__SHORT EXERCISE__
Using the records that follow, copy every line containing the word "JSON".

>> BEGIN ITEMS

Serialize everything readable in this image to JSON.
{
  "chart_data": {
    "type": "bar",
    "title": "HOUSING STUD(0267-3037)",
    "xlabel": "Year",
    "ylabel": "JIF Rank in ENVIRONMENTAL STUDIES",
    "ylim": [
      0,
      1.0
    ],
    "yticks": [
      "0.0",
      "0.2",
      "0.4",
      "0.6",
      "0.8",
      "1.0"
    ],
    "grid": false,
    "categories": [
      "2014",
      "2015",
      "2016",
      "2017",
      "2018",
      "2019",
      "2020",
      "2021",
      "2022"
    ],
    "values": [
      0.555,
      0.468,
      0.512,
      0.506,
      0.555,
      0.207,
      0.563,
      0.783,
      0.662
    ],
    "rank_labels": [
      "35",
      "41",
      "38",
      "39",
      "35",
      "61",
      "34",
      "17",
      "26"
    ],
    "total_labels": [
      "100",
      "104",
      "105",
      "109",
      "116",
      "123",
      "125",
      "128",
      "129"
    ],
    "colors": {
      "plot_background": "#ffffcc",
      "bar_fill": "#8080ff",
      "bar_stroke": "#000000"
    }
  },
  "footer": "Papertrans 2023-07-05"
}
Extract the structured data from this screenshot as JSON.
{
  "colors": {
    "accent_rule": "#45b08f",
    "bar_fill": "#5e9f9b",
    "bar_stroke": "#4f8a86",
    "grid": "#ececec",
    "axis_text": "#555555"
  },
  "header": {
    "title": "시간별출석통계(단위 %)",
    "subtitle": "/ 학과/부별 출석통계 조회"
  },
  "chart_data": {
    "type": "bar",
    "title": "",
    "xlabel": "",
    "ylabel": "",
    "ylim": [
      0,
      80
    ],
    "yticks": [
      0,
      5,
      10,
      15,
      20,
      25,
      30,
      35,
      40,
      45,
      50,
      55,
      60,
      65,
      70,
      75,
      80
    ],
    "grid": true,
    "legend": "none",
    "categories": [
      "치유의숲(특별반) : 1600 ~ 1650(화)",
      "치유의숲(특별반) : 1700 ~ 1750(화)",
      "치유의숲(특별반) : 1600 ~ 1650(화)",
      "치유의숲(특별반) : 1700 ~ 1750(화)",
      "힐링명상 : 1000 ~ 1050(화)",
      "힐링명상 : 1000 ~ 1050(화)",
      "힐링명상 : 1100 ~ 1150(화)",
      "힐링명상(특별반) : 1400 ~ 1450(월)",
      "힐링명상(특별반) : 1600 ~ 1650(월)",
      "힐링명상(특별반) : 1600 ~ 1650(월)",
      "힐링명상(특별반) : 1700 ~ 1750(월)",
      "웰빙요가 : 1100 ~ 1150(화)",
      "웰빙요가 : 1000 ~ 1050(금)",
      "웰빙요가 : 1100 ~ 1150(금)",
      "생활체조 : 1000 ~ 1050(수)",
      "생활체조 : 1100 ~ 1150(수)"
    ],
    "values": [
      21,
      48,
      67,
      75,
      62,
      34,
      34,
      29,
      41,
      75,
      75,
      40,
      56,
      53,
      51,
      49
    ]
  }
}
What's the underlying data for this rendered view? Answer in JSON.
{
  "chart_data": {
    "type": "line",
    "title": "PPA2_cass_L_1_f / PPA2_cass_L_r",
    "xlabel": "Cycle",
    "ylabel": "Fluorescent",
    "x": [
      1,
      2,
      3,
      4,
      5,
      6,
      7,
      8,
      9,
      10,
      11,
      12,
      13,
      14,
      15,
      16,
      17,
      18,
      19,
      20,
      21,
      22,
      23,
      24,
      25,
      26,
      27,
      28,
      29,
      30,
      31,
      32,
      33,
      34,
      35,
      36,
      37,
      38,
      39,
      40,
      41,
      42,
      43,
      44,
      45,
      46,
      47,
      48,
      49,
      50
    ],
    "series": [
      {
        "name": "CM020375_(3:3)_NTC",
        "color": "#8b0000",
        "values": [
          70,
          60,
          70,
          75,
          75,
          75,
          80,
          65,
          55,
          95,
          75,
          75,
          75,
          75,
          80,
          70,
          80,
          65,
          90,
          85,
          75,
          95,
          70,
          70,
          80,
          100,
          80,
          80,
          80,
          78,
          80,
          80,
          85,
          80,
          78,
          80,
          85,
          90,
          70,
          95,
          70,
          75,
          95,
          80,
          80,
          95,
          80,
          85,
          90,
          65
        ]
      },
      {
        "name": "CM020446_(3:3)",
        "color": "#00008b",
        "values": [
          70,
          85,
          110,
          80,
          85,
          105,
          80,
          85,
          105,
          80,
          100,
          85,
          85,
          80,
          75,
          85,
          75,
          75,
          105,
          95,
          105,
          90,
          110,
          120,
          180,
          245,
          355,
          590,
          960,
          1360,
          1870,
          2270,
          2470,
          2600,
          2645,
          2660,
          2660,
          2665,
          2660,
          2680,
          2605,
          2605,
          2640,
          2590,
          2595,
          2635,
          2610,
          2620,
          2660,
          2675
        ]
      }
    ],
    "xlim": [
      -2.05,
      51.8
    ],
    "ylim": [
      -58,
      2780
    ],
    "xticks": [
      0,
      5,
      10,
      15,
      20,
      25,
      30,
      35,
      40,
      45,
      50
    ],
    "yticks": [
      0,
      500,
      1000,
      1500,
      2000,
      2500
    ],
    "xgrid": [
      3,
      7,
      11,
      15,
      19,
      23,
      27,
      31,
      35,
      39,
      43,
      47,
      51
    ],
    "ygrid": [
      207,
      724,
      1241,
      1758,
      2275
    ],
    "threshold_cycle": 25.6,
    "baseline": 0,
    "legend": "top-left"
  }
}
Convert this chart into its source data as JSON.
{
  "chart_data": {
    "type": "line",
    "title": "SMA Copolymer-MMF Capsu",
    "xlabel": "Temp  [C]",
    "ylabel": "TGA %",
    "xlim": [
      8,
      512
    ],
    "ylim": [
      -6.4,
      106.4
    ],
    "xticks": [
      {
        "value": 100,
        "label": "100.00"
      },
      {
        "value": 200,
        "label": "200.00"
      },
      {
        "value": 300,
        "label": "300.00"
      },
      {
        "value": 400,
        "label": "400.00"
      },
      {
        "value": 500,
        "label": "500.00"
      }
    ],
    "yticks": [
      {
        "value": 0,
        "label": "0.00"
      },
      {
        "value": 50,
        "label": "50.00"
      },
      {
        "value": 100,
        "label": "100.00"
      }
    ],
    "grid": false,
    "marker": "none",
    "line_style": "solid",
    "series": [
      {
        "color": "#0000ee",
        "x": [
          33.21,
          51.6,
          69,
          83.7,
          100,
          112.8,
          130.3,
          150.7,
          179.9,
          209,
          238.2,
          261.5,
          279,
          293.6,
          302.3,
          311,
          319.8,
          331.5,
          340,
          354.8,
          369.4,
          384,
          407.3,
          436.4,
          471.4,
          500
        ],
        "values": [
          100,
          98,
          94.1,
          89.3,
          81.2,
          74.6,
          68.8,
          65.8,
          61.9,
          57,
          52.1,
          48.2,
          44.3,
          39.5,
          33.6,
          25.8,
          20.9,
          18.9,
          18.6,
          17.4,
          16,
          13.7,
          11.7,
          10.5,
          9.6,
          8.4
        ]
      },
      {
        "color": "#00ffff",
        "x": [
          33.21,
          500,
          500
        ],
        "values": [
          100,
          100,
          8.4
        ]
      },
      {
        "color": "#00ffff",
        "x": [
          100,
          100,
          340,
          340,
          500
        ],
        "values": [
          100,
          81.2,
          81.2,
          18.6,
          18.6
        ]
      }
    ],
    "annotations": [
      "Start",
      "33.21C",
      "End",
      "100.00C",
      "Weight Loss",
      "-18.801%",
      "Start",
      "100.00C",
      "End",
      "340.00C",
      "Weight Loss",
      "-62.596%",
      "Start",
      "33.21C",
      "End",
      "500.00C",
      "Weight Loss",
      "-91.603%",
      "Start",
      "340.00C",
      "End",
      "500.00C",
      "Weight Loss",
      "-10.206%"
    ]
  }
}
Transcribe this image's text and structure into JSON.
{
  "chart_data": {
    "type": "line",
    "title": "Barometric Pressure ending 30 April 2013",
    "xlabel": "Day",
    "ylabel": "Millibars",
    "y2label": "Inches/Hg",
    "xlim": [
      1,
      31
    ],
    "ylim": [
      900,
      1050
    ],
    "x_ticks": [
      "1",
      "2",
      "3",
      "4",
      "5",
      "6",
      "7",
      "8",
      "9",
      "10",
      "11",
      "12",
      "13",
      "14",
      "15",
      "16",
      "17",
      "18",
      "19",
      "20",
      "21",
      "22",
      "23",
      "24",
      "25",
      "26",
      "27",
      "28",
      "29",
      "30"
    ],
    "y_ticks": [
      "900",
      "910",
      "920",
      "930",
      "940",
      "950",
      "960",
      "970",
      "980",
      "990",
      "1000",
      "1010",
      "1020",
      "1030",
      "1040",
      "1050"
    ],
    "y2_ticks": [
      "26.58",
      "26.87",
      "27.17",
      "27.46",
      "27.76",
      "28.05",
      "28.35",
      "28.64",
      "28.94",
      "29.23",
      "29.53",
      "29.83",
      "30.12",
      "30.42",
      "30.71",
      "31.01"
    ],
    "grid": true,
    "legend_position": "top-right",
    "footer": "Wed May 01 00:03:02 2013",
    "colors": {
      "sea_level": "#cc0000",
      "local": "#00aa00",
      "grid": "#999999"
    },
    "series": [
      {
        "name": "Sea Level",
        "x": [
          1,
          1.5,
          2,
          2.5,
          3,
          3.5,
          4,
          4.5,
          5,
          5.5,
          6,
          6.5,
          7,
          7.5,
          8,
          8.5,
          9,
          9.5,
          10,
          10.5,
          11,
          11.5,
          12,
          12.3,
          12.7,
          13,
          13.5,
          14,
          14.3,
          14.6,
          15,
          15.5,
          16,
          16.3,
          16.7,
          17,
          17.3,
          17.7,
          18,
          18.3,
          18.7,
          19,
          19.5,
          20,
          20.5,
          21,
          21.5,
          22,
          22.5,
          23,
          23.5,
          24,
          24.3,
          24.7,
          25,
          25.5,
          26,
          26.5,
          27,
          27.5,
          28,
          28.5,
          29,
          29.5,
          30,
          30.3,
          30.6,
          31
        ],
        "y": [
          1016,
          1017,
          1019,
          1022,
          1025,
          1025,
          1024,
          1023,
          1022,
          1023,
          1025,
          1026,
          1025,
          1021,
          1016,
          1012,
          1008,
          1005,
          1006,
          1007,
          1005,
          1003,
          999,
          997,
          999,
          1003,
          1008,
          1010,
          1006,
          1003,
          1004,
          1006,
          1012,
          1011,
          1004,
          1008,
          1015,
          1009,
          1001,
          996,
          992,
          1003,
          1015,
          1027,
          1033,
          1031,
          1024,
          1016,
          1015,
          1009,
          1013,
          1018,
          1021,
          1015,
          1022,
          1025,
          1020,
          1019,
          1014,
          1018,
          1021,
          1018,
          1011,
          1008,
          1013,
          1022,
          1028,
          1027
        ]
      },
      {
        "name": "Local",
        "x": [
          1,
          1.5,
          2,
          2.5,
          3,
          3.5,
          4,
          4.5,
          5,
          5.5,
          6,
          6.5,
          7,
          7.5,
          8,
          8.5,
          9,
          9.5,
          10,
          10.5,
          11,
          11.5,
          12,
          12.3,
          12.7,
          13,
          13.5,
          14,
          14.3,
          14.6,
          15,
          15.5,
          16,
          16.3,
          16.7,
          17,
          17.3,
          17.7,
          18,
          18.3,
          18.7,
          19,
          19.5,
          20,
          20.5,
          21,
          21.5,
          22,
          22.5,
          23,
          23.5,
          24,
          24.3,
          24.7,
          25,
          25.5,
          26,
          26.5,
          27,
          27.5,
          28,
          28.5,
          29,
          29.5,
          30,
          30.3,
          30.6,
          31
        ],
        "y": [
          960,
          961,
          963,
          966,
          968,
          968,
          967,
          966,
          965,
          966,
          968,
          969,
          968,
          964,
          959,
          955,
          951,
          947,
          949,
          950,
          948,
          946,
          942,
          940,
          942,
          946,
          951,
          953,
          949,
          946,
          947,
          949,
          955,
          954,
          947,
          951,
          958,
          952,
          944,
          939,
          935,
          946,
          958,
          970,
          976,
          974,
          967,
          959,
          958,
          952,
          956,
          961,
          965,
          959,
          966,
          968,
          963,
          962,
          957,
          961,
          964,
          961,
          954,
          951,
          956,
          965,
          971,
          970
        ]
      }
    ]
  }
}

>> END ITEMS

__EXERCISE ANSWER__
Serialize everything readable in this image to JSON.
Extract the structured data from this screenshot as JSON.
What's the underlying data for this rendered view? Answer in JSON.
Convert this chart into its source data as JSON.
Transcribe this image's text and structure into JSON.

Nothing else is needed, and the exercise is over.